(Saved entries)
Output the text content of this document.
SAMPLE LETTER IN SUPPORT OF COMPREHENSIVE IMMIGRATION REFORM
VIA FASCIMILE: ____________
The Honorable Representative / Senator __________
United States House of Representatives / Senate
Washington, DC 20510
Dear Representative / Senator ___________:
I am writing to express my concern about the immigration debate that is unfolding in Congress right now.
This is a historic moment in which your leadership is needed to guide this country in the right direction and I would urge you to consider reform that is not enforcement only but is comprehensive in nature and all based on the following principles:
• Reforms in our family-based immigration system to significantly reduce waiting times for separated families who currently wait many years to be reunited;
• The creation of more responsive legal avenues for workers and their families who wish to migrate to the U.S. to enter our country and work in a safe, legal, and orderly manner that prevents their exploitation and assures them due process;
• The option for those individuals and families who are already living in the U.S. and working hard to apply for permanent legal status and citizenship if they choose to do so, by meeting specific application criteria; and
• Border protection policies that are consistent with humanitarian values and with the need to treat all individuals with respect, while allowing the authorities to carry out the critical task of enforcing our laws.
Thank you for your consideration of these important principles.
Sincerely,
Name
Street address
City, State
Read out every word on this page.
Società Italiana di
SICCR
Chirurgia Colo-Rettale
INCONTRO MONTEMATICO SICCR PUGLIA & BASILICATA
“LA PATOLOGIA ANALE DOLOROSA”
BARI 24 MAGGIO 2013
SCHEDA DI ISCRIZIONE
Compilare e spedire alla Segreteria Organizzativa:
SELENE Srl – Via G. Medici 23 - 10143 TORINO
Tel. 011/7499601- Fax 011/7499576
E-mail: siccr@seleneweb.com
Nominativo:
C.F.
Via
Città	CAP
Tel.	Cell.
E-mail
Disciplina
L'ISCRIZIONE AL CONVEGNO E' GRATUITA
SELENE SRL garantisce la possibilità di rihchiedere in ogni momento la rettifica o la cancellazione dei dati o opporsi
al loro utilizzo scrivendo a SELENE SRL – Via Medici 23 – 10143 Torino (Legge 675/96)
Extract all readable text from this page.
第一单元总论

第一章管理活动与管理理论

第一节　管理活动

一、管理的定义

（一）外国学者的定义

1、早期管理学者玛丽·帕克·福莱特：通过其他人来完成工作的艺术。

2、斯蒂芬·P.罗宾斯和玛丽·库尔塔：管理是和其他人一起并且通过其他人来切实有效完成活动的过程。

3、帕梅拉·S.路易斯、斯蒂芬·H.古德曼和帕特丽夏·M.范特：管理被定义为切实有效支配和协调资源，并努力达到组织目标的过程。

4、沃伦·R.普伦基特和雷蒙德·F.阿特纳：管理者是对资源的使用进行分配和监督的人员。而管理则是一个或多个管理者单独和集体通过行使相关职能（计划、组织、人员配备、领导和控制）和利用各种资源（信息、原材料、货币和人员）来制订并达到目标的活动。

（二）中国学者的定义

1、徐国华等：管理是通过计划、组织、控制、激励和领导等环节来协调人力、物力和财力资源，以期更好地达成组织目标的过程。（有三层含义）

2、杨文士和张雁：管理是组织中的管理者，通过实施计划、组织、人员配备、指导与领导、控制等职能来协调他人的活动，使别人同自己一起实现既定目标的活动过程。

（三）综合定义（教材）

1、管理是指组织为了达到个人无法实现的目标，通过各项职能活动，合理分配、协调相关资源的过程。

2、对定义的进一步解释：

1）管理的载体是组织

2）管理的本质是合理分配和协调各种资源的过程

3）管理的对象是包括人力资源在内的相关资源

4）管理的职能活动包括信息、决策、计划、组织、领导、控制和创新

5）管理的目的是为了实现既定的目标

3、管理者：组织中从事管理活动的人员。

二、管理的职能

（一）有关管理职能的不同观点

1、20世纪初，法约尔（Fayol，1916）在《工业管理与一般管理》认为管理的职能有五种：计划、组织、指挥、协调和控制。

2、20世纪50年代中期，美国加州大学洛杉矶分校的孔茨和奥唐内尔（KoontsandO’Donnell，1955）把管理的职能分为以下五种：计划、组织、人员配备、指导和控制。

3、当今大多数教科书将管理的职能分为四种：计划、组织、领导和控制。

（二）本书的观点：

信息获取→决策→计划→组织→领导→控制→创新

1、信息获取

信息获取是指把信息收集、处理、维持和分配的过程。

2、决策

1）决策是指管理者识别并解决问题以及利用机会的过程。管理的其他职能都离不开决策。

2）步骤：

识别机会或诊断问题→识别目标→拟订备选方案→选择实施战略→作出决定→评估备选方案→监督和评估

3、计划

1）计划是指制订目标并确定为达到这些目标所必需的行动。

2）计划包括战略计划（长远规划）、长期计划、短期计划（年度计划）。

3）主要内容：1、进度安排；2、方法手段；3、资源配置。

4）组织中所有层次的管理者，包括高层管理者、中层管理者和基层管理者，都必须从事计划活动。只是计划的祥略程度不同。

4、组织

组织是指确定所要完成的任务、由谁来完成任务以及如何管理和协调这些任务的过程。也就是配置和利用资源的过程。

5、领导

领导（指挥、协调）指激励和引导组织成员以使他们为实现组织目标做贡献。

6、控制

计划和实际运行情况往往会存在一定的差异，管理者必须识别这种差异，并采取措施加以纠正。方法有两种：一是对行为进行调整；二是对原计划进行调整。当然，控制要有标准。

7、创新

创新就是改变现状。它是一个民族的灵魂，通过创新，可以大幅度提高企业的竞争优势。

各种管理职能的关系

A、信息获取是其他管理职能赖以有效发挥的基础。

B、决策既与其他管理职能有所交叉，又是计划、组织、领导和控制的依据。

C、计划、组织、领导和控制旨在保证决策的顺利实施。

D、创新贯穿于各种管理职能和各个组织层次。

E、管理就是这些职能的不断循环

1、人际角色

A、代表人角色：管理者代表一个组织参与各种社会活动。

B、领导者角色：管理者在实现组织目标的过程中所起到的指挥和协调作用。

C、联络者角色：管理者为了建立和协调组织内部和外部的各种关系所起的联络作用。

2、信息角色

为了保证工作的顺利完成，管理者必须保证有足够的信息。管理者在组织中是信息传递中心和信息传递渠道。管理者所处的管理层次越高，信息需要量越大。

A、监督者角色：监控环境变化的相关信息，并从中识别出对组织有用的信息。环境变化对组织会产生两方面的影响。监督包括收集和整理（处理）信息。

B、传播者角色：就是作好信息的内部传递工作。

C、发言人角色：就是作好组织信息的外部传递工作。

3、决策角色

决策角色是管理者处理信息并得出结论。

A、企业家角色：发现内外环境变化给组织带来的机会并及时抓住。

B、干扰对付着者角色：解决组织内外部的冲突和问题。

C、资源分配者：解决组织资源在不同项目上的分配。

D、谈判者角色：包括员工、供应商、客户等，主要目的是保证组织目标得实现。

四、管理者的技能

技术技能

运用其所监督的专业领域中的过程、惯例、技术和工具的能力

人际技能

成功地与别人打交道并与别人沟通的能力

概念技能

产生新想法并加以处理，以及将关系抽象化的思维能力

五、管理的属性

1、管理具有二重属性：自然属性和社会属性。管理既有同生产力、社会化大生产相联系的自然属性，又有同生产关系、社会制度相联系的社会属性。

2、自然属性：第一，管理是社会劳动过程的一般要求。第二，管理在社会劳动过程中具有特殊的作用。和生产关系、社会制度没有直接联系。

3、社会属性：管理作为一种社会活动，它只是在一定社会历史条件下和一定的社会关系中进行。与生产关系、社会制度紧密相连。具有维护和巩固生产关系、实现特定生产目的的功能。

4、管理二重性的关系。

(STATED PROBLEM)
Work out how many lines above contain the word "country". Give only the number.

(SOLUTION BELOW)
2